Your task is to print all of the material verbatim.

Start of Material provided

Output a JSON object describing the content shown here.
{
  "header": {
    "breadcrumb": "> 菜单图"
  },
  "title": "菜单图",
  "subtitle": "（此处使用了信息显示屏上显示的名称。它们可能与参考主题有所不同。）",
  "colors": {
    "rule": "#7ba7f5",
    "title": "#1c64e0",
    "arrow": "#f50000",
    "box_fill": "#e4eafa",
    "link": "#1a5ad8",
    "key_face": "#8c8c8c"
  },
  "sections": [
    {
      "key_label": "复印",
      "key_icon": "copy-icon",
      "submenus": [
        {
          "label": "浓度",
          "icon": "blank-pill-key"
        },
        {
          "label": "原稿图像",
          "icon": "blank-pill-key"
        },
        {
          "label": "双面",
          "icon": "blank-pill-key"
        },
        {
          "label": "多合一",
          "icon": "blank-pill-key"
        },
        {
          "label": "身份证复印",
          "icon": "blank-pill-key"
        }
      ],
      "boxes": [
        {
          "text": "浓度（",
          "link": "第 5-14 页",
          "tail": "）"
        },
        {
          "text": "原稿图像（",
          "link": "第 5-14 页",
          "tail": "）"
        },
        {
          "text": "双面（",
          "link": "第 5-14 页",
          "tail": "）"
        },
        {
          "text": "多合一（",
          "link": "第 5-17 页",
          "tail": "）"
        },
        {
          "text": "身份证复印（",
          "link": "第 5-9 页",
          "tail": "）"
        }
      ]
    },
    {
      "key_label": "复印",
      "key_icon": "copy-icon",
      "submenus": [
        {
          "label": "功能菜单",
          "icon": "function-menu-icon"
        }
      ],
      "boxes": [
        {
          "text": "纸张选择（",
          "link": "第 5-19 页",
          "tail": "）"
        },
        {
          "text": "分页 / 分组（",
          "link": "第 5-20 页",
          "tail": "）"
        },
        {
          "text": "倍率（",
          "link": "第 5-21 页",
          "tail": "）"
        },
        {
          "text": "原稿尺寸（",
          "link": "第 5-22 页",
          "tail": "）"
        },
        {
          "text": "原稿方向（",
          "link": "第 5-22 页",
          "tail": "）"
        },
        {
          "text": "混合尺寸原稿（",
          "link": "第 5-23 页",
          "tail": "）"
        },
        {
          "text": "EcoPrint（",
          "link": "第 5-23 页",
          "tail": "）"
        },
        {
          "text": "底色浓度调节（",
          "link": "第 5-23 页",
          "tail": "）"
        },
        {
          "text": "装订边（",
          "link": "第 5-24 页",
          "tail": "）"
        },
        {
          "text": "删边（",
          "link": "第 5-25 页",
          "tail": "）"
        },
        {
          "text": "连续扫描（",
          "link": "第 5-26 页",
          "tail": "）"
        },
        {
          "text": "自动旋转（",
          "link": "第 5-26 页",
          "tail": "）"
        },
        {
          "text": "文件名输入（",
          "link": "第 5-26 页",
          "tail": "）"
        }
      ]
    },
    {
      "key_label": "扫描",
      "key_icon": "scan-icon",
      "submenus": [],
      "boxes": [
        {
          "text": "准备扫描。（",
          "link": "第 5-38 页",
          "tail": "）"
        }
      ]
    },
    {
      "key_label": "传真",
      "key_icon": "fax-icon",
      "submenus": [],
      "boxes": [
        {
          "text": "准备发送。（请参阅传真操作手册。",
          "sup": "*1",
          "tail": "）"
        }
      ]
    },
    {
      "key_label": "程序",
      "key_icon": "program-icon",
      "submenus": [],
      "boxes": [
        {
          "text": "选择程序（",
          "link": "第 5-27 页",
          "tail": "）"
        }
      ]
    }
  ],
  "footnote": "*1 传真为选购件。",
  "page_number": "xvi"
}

End of Material provided

-- Answer below --
Output a JSON object describing the content shown here.
{
  "header": {
    "breadcrumb": "> 菜单图"
  },
  "title": "菜单图",
  "subtitle": "（此处使用了信息显示屏上显示的名称。它们可能与参考主题有所不同。）",
  "colors": {
    "rule": "#7ba7f5",
    "title": "#1c64e0",
    "arrow": "#f50000",
    "box_fill": "#e4eafa",
    "link": "#1a5ad8",
    "key_face": "#8c8c8c"
  },
  "sections": [
    {
      "key_label": "复印",
      "key_icon": "copy-icon",
      "submenus": [
        {
          "label": "浓度",
          "icon": "blank-pill-key"
        },
        {
          "label": "原稿图像",
          "icon": "blank-pill-key"
        },
        {
          "label": "双面",
          "icon": "blank-pill-key"
        },
        {
          "label": "多合一",
          "icon": "blank-pill-key"
        },
        {
          "label": "身份证复印",
          "icon": "blank-pill-key"
        }
      ],
      "boxes": [
        {
          "text": "浓度（",
          "link": "第 5-14 页",
          "tail": "）"
        },
        {
          "text": "原稿图像（",
          "link": "第 5-14 页",
          "tail": "）"
        },
        {
          "text": "双面（",
          "link": "第 5-14 页",
          "tail": "）"
        },
        {
          "text": "多合一（",
          "link": "第 5-17 页",
          "tail": "）"
        },
        {
          "text": "身份证复印（",
          "link": "第 5-9 页",
          "tail": "）"
        }
      ]
    },
    {
      "key_label": "复印",
      "key_icon": "copy-icon",
      "submenus": [
        {
          "label": "功能菜单",
          "icon": "function-menu-icon"
        }
      ],
      "boxes": [
        {
          "text": "纸张选择（",
          "link": "第 5-19 页",
          "tail": "）"
        },
        {
          "text": "分页 / 分组（",
          "link": "第 5-20 页",
          "tail": "）"
        },
        {
          "text": "倍率（",
          "link": "第 5-21 页",
          "tail": "）"
        },
        {
          "text": "原稿尺寸（",
          "link": "第 5-22 页",
          "tail": "）"
        },
        {
          "text": "原稿方向（",
          "link": "第 5-22 页",
          "tail": "）"
        },
        {
          "text": "混合尺寸原稿（",
          "link": "第 5-23 页",
          "tail": "）"
        },
        {
          "text": "EcoPrint（",
          "link": "第 5-23 页",
          "tail": "）"
        },
        {
          "text": "底色浓度调节（",
          "link": "第 5-23 页",
          "tail": "）"
        },
        {
          "text": "装订边（",
          "link": "第 5-24 页",
          "tail": "）"
        },
        {
          "text": "删边（",
          "link": "第 5-25 页",
          "tail": "）"
        },
        {
          "text": "连续扫描（",
          "link": "第 5-26 页",
          "tail": "）"
        },
        {
          "text": "自动旋转（",
          "link": "第 5-26 页",
          "tail": "）"
        },
        {
          "text": "文件名输入（",
          "link": "第 5-26 页",
          "tail": "）"
        }
      ]
    },
    {
      "key_label": "扫描",
      "key_icon": "scan-icon",
      "submenus": [],
      "boxes": [
        {
          "text": "准备扫描。（",
          "link": "第 5-38 页",
          "tail": "）"
        }
      ]
    },
    {
      "key_label": "传真",
      "key_icon": "fax-icon",
      "submenus": [],
      "boxes": [
        {
          "text": "准备发送。（请参阅传真操作手册。",
          "sup": "*1",
          "tail": "）"
        }
      ]
    },
    {
      "key_label": "程序",
      "key_icon": "program-icon",
      "submenus": [],
      "boxes": [
        {
          "text": "选择程序（",
          "link": "第 5-27 页",
          "tail": "）"
        }
      ]
    }
  ],
  "footnote": "*1 传真为选购件。",
  "page_number": "xvi"
}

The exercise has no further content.